> **Directions**
Transcribe the whole listing without a single picture.

§ §

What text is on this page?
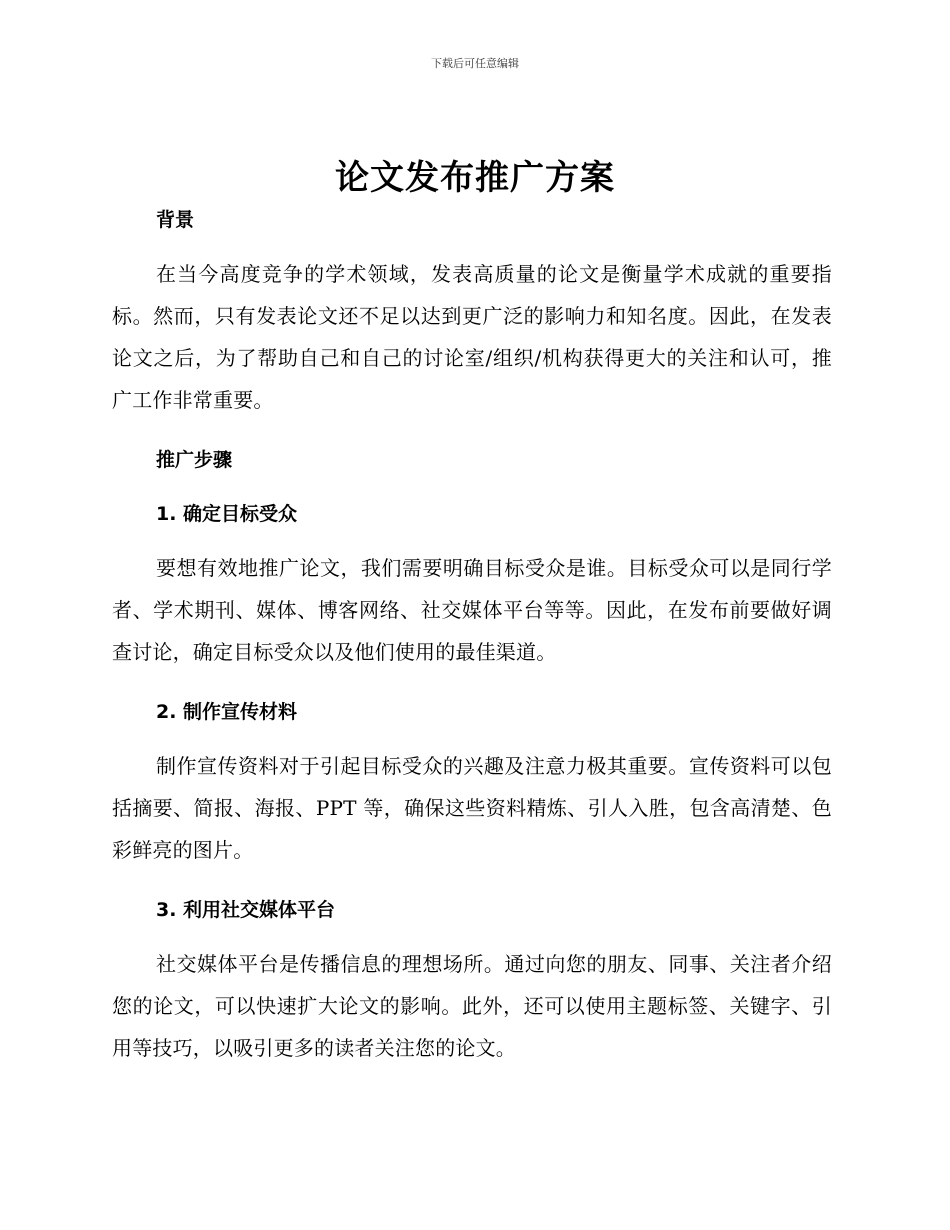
下载后可任意编辑
论文发布推广方案
背景

在当今高度竞争的学术领域，发表高质量的论文是衡量学术成就的重要指标。然而，只有发表论文还不足以达到更广泛的影响力和知名度。因此，在发表论文之后，为了帮助自己和自己的讨论室/组织/机构获得更大的关注和认可，推广工作非常重要。

推广步骤
1. 确定目标受众

要想有效地推广论文，我们需要明确目标受众是谁。目标受众可以是同行学者、学术期刊、媒体、博客网络、社交媒体平台等等。因此，在发布前要做好调查讨论，确定目标受众以及他们使用的最佳渠道。

2. 制作宣传材料

制作宣传资料对于引起目标受众的兴趣及注意力极其重要。宣传资料可以包括摘要、简报、海报、PPT 等，确保这些资料精炼、引人入胜，包含高清楚、色彩鲜亮的图片。

3. 利用社交媒体平台

社交媒体平台是传播信息的理想场所。通过向您的朋友、同事、关注者介绍您的论文，可以快速扩大论文的影响。此外，还可以使用主题标签、关键字、引用等技巧，以吸引更多的读者关注您的论文。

§ §

> **Answer to this exercise**
What text is on this page?
下载后可任意编辑
论文发布推广方案
背景

在当今高度竞争的学术领域，发表高质量的论文是衡量学术成就的重要指标。然而，只有发表论文还不足以达到更广泛的影响力和知名度。因此，在发表论文之后，为了帮助自己和自己的讨论室/组织/机构获得更大的关注和认可，推广工作非常重要。

推广步骤
1. 确定目标受众

要想有效地推广论文，我们需要明确目标受众是谁。目标受众可以是同行学者、学术期刊、媒体、博客网络、社交媒体平台等等。因此，在发布前要做好调查讨论，确定目标受众以及他们使用的最佳渠道。

2. 制作宣传材料

制作宣传资料对于引起目标受众的兴趣及注意力极其重要。宣传资料可以包括摘要、简报、海报、PPT 等，确保这些资料精炼、引人入胜，包含高清楚、色彩鲜亮的图片。

3. 利用社交媒体平台

社交媒体平台是传播信息的理想场所。通过向您的朋友、同事、关注者介绍您的论文，可以快速扩大论文的影响。此外，还可以使用主题标签、关键字、引用等技巧，以吸引更多的读者关注您的论文。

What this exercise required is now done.